Collected data entries:
++++
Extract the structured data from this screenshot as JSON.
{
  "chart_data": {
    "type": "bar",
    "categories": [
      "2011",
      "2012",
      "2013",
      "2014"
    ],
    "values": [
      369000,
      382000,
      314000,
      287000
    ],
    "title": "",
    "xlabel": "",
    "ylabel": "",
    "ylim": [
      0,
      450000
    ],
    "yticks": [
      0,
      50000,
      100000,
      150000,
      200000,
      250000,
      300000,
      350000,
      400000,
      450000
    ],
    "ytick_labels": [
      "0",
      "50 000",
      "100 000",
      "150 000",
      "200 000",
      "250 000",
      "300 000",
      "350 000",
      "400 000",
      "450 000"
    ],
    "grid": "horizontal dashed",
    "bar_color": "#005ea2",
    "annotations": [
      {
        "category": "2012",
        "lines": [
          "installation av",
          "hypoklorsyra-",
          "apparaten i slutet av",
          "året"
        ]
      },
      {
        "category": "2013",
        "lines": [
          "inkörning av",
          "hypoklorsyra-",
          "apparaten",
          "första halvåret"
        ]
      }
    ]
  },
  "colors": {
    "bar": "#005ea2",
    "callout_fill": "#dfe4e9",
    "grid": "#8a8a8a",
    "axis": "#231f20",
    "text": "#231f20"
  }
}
++++
Aim of the task: Extract the full listing and reproduce each line exactly.

Task output:
Extract the structured data from this screenshot as JSON.
{
  "chart_data": {
    "type": "bar",
    "categories": [
      "2011",
      "2012",
      "2013",
      "2014"
    ],
    "values": [
      369000,
      382000,
      314000,
      287000
    ],
    "title": "",
    "xlabel": "",
    "ylabel": "",
    "ylim": [
      0,
      450000
    ],
    "yticks": [
      0,
      50000,
      100000,
      150000,
      200000,
      250000,
      300000,
      350000,
      400000,
      450000
    ],
    "ytick_labels": [
      "0",
      "50 000",
      "100 000",
      "150 000",
      "200 000",
      "250 000",
      "300 000",
      "350 000",
      "400 000",
      "450 000"
    ],
    "grid": "horizontal dashed",
    "bar_color": "#005ea2",
    "annotations": [
      {
        "category": "2012",
        "lines": [
          "installation av",
          "hypoklorsyra-",
          "apparaten i slutet av",
          "året"
        ]
      },
      {
        "category": "2013",
        "lines": [
          "inkörning av",
          "hypoklorsyra-",
          "apparaten",
          "första halvåret"
        ]
      }
    ]
  },
  "colors": {
    "bar": "#005ea2",
    "callout_fill": "#dfe4e9",
    "grid": "#8a8a8a",
    "axis": "#231f20",
    "text": "#231f20"
  }
}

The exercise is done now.